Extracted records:
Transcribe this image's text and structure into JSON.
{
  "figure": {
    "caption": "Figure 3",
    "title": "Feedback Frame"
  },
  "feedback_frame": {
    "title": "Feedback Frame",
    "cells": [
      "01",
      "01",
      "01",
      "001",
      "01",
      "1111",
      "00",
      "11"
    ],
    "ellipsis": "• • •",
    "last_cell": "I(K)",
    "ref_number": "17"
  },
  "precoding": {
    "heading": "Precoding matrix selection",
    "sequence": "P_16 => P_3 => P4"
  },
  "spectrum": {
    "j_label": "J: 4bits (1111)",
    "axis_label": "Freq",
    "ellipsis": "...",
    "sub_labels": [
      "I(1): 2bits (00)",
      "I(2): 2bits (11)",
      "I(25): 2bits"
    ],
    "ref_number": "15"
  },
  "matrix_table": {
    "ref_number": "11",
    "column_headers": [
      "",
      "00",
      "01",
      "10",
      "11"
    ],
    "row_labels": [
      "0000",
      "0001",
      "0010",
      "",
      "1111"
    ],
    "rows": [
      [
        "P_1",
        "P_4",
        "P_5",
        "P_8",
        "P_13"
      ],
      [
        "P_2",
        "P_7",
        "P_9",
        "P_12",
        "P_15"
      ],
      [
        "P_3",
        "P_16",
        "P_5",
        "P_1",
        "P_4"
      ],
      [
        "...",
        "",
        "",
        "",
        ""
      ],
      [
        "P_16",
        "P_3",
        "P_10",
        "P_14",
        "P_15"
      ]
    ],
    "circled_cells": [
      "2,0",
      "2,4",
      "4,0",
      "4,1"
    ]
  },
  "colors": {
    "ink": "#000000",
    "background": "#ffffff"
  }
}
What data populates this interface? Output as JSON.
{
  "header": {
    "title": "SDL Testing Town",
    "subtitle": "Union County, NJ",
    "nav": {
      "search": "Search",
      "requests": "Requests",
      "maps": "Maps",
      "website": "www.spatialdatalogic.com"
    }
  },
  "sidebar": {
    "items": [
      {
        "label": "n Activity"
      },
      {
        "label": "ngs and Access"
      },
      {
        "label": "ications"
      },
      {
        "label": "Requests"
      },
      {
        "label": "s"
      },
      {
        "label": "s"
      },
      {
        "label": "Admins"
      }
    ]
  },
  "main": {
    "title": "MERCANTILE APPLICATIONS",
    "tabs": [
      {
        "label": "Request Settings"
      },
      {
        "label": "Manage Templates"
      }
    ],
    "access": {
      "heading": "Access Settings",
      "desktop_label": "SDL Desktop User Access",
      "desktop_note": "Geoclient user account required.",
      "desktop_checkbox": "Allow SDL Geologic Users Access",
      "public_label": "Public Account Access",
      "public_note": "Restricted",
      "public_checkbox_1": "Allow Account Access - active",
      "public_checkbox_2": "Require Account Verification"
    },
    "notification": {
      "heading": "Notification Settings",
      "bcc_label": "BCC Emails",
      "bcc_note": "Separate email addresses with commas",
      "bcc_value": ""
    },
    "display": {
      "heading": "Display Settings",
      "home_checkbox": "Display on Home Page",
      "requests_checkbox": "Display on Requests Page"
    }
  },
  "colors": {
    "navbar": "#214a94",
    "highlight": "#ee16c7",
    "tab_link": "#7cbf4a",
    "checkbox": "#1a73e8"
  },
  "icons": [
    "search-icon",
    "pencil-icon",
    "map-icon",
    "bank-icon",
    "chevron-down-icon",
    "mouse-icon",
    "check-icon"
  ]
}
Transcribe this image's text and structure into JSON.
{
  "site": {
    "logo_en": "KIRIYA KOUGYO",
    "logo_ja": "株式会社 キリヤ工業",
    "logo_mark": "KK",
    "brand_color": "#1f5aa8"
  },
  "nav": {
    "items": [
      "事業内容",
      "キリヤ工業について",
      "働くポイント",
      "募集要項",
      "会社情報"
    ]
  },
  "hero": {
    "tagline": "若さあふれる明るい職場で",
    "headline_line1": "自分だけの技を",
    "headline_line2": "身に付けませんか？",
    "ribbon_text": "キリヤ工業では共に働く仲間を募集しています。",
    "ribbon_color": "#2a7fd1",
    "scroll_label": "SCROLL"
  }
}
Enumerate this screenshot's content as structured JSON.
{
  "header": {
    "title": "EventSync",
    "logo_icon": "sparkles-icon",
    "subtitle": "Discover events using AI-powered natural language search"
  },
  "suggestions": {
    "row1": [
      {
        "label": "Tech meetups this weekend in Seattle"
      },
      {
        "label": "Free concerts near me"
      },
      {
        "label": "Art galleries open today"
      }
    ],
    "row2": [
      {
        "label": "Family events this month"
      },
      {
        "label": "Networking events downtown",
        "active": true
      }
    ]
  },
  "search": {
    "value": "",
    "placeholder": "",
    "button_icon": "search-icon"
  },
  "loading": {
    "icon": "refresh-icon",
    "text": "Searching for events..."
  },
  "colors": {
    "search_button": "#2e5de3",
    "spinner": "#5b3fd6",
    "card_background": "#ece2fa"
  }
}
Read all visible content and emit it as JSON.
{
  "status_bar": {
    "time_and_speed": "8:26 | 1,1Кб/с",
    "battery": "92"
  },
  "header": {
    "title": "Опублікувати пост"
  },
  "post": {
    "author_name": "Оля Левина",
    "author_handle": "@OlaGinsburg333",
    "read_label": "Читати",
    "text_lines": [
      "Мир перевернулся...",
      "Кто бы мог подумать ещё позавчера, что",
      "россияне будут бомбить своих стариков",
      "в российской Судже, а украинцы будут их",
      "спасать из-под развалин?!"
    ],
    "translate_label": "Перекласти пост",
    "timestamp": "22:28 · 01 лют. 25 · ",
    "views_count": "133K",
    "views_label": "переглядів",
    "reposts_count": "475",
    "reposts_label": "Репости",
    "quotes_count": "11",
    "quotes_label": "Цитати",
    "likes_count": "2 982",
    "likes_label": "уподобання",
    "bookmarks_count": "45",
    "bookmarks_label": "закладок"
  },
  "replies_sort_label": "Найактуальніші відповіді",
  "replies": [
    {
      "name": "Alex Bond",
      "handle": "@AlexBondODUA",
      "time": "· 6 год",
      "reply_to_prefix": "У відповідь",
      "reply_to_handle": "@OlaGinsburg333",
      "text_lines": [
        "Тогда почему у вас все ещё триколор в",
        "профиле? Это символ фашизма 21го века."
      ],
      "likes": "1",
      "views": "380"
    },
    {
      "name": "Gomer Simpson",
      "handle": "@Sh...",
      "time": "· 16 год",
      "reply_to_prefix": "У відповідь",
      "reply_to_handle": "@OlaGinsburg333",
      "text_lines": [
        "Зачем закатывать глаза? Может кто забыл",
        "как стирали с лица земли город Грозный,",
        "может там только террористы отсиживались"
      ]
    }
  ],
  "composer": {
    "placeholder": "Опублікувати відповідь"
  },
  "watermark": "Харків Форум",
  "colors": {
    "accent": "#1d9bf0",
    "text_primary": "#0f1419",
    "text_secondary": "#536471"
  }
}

# WHAT YOU SHOULD DO
Copy out each line of the listing that holds "Requests".

# FINISHED EXERCISE
      "requests": "Requests",
        "label": "Requests"
      "requests_checkbox": "Display on Requests Page"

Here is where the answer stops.